-- Task to carry out --
Write the material out again exactly.

* start Task data *

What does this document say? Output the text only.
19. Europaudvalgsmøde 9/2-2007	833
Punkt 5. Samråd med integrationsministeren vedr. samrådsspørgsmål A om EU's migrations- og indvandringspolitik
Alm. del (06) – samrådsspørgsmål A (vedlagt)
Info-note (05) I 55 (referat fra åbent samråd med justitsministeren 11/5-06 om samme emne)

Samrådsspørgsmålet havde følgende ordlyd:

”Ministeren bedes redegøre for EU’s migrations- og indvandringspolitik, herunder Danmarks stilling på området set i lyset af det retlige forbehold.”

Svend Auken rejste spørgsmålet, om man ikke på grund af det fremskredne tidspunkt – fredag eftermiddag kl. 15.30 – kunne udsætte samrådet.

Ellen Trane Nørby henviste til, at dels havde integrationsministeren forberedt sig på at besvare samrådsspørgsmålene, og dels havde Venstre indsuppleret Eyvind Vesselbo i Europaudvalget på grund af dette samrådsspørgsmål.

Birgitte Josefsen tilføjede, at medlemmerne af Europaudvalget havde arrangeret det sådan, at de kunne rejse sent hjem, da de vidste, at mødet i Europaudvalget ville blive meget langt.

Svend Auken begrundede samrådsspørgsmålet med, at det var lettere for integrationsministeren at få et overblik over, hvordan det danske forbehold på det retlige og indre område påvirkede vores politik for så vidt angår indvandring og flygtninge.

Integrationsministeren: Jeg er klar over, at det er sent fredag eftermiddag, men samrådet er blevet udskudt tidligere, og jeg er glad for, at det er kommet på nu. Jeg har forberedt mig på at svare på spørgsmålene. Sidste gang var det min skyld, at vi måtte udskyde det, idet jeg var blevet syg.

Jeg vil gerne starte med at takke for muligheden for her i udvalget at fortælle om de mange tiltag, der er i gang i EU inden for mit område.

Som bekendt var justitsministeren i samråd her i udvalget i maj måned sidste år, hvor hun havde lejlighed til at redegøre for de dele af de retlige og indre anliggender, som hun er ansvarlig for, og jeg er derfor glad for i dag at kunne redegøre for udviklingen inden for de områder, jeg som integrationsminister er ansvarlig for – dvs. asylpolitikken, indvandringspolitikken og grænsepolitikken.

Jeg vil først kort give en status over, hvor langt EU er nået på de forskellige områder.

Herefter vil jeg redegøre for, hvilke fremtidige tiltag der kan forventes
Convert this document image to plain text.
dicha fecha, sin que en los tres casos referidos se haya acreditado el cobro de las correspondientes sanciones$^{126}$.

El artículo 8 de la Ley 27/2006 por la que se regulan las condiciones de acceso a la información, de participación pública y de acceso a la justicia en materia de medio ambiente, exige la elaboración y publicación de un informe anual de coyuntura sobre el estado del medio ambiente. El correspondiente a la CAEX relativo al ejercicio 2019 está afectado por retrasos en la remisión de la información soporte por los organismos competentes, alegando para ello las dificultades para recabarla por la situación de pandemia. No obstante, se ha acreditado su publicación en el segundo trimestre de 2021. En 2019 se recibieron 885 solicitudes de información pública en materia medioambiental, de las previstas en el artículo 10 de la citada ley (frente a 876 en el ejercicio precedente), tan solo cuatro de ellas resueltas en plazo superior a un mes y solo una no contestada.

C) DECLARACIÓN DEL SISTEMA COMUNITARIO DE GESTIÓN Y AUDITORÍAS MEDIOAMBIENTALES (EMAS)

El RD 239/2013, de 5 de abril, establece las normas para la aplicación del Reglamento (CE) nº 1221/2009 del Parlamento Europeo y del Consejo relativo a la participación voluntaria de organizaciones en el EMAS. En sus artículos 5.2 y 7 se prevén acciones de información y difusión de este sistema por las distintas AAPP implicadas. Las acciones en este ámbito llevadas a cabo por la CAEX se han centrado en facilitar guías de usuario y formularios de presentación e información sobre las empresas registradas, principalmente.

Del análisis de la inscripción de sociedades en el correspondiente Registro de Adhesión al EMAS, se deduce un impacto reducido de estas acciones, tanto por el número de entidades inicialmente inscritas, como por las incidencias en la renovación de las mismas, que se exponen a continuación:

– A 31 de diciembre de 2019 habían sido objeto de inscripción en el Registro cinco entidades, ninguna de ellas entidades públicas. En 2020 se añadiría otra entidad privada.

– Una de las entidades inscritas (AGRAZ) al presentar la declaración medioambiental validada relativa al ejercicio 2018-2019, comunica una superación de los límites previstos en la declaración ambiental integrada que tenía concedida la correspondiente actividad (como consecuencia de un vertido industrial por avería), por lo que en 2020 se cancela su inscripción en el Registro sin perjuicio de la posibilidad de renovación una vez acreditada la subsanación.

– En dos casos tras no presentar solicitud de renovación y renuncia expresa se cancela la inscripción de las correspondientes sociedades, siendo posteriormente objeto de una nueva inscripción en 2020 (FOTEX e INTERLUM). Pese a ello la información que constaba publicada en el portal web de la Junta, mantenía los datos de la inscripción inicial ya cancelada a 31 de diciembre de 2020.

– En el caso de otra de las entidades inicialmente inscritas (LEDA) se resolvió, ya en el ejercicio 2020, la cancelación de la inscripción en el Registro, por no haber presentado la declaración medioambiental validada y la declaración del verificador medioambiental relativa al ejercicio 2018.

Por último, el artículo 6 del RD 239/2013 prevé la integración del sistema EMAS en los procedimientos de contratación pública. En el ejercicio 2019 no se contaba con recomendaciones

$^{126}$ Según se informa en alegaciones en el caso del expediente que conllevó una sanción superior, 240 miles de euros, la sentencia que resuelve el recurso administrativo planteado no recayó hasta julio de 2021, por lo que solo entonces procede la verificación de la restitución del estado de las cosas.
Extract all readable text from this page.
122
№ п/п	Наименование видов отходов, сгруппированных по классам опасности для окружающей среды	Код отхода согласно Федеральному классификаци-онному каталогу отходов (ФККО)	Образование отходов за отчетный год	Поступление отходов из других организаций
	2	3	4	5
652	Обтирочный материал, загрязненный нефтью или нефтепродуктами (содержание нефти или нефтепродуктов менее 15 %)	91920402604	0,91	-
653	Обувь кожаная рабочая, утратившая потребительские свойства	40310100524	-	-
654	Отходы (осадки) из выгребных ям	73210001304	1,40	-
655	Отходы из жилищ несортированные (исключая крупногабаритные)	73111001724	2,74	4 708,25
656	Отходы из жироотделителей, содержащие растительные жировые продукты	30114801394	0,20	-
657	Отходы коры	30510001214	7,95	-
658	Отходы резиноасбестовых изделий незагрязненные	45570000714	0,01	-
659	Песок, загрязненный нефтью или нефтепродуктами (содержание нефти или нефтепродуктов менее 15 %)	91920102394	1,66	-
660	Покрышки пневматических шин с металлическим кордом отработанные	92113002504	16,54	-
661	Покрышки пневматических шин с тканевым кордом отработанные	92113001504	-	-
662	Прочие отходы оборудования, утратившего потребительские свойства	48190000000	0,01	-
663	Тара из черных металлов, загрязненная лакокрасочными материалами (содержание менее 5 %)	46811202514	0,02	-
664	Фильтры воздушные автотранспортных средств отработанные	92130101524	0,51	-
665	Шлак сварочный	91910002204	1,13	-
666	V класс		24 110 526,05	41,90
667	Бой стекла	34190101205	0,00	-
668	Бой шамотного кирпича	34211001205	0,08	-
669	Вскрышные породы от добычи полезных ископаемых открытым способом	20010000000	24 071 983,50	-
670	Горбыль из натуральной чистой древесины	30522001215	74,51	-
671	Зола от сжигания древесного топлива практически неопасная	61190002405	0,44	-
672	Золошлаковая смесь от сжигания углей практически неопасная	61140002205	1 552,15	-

* end Task data *

-- Task response --
What does this document say? Output the text only.
19. Europaudvalgsmøde 9/2-2007	833
Punkt 5. Samråd med integrationsministeren vedr. samrådsspørgsmål A om EU's migrations- og indvandringspolitik
Alm. del (06) – samrådsspørgsmål A (vedlagt)
Info-note (05) I 55 (referat fra åbent samråd med justitsministeren 11/5-06 om samme emne)

Samrådsspørgsmålet havde følgende ordlyd:

”Ministeren bedes redegøre for EU’s migrations- og indvandringspolitik, herunder Danmarks stilling på området set i lyset af det retlige forbehold.”

Svend Auken rejste spørgsmålet, om man ikke på grund af det fremskredne tidspunkt – fredag eftermiddag kl. 15.30 – kunne udsætte samrådet.

Ellen Trane Nørby henviste til, at dels havde integrationsministeren forberedt sig på at besvare samrådsspørgsmålene, og dels havde Venstre indsuppleret Eyvind Vesselbo i Europaudvalget på grund af dette samrådsspørgsmål.

Birgitte Josefsen tilføjede, at medlemmerne af Europaudvalget havde arrangeret det sådan, at de kunne rejse sent hjem, da de vidste, at mødet i Europaudvalget ville blive meget langt.

Svend Auken begrundede samrådsspørgsmålet med, at det var lettere for integrationsministeren at få et overblik over, hvordan det danske forbehold på det retlige og indre område påvirkede vores politik for så vidt angår indvandring og flygtninge.

Integrationsministeren: Jeg er klar over, at det er sent fredag eftermiddag, men samrådet er blevet udskudt tidligere, og jeg er glad for, at det er kommet på nu. Jeg har forberedt mig på at svare på spørgsmålene. Sidste gang var det min skyld, at vi måtte udskyde det, idet jeg var blevet syg.

Jeg vil gerne starte med at takke for muligheden for her i udvalget at fortælle om de mange tiltag, der er i gang i EU inden for mit område.

Som bekendt var justitsministeren i samråd her i udvalget i maj måned sidste år, hvor hun havde lejlighed til at redegøre for de dele af de retlige og indre anliggender, som hun er ansvarlig for, og jeg er derfor glad for i dag at kunne redegøre for udviklingen inden for de områder, jeg som integrationsminister er ansvarlig for – dvs. asylpolitikken, indvandringspolitikken og grænsepolitikken.

Jeg vil først kort give en status over, hvor langt EU er nået på de forskellige områder.

Herefter vil jeg redegøre for, hvilke fremtidige tiltag der kan forventes
Convert this document image to plain text.
dicha fecha, sin que en los tres casos referidos se haya acreditado el cobro de las correspondientes sanciones$^{126}$.

El artículo 8 de la Ley 27/2006 por la que se regulan las condiciones de acceso a la información, de participación pública y de acceso a la justicia en materia de medio ambiente, exige la elaboración y publicación de un informe anual de coyuntura sobre el estado del medio ambiente. El correspondiente a la CAEX relativo al ejercicio 2019 está afectado por retrasos en la remisión de la información soporte por los organismos competentes, alegando para ello las dificultades para recabarla por la situación de pandemia. No obstante, se ha acreditado su publicación en el segundo trimestre de 2021. En 2019 se recibieron 885 solicitudes de información pública en materia medioambiental, de las previstas en el artículo 10 de la citada ley (frente a 876 en el ejercicio precedente), tan solo cuatro de ellas resueltas en plazo superior a un mes y solo una no contestada.

C) DECLARACIÓN DEL SISTEMA COMUNITARIO DE GESTIÓN Y AUDITORÍAS MEDIOAMBIENTALES (EMAS)

El RD 239/2013, de 5 de abril, establece las normas para la aplicación del Reglamento (CE) nº 1221/2009 del Parlamento Europeo y del Consejo relativo a la participación voluntaria de organizaciones en el EMAS. En sus artículos 5.2 y 7 se prevén acciones de información y difusión de este sistema por las distintas AAPP implicadas. Las acciones en este ámbito llevadas a cabo por la CAEX se han centrado en facilitar guías de usuario y formularios de presentación e información sobre las empresas registradas, principalmente.

Del análisis de la inscripción de sociedades en el correspondiente Registro de Adhesión al EMAS, se deduce un impacto reducido de estas acciones, tanto por el número de entidades inicialmente inscritas, como por las incidencias en la renovación de las mismas, que se exponen a continuación:

– A 31 de diciembre de 2019 habían sido objeto de inscripción en el Registro cinco entidades, ninguna de ellas entidades públicas. En 2020 se añadiría otra entidad privada.

– Una de las entidades inscritas (AGRAZ) al presentar la declaración medioambiental validada relativa al ejercicio 2018-2019, comunica una superación de los límites previstos en la declaración ambiental integrada que tenía concedida la correspondiente actividad (como consecuencia de un vertido industrial por avería), por lo que en 2020 se cancela su inscripción en el Registro sin perjuicio de la posibilidad de renovación una vez acreditada la subsanación.

– En dos casos tras no presentar solicitud de renovación y renuncia expresa se cancela la inscripción de las correspondientes sociedades, siendo posteriormente objeto de una nueva inscripción en 2020 (FOTEX e INTERLUM). Pese a ello la información que constaba publicada en el portal web de la Junta, mantenía los datos de la inscripción inicial ya cancelada a 31 de diciembre de 2020.

– En el caso de otra de las entidades inicialmente inscritas (LEDA) se resolvió, ya en el ejercicio 2020, la cancelación de la inscripción en el Registro, por no haber presentado la declaración medioambiental validada y la declaración del verificador medioambiental relativa al ejercicio 2018.

Por último, el artículo 6 del RD 239/2013 prevé la integración del sistema EMAS en los procedimientos de contratación pública. En el ejercicio 2019 no se contaba con recomendaciones

$^{126}$ Según se informa en alegaciones en el caso del expediente que conllevó una sanción superior, 240 miles de euros, la sentencia que resuelve el recurso administrativo planteado no recayó hasta julio de 2021, por lo que solo entonces procede la verificación de la restitución del estado de las cosas.
Extract all readable text from this page.
122
№ п/п	Наименование видов отходов, сгруппированных по классам опасности для окружающей среды	Код отхода согласно Федеральному классификаци-онному каталогу отходов (ФККО)	Образование отходов за отчетный год	Поступление отходов из других организаций
	2	3	4	5
652	Обтирочный материал, загрязненный нефтью или нефтепродуктами (содержание нефти или нефтепродуктов менее 15 %)	91920402604	0,91	-
653	Обувь кожаная рабочая, утратившая потребительские свойства	40310100524	-	-
654	Отходы (осадки) из выгребных ям	73210001304	1,40	-
655	Отходы из жилищ несортированные (исключая крупногабаритные)	73111001724	2,74	4 708,25
656	Отходы из жироотделителей, содержащие растительные жировые продукты	30114801394	0,20	-
657	Отходы коры	30510001214	7,95	-
658	Отходы резиноасбестовых изделий незагрязненные	45570000714	0,01	-
659	Песок, загрязненный нефтью или нефтепродуктами (содержание нефти или нефтепродуктов менее 15 %)	91920102394	1,66	-
660	Покрышки пневматических шин с металлическим кордом отработанные	92113002504	16,54	-
661	Покрышки пневматических шин с тканевым кордом отработанные	92113001504	-	-
662	Прочие отходы оборудования, утратившего потребительские свойства	48190000000	0,01	-
663	Тара из черных металлов, загрязненная лакокрасочными материалами (содержание менее 5 %)	46811202514	0,02	-
664	Фильтры воздушные автотранспортных средств отработанные	92130101524	0,51	-
665	Шлак сварочный	91910002204	1,13	-
666	V класс		24 110 526,05	41,90
667	Бой стекла	34190101205	0,00	-
668	Бой шамотного кирпича	34211001205	0,08	-
669	Вскрышные породы от добычи полезных ископаемых открытым способом	20010000000	24 071 983,50	-
670	Горбыль из натуральной чистой древесины	30522001215	74,51	-
671	Зола от сжигания древесного топлива практически неопасная	61190002405	0,44	-
672	Золошлаковая смесь от сжигания углей практически неопасная	61140002205	1 552,15	-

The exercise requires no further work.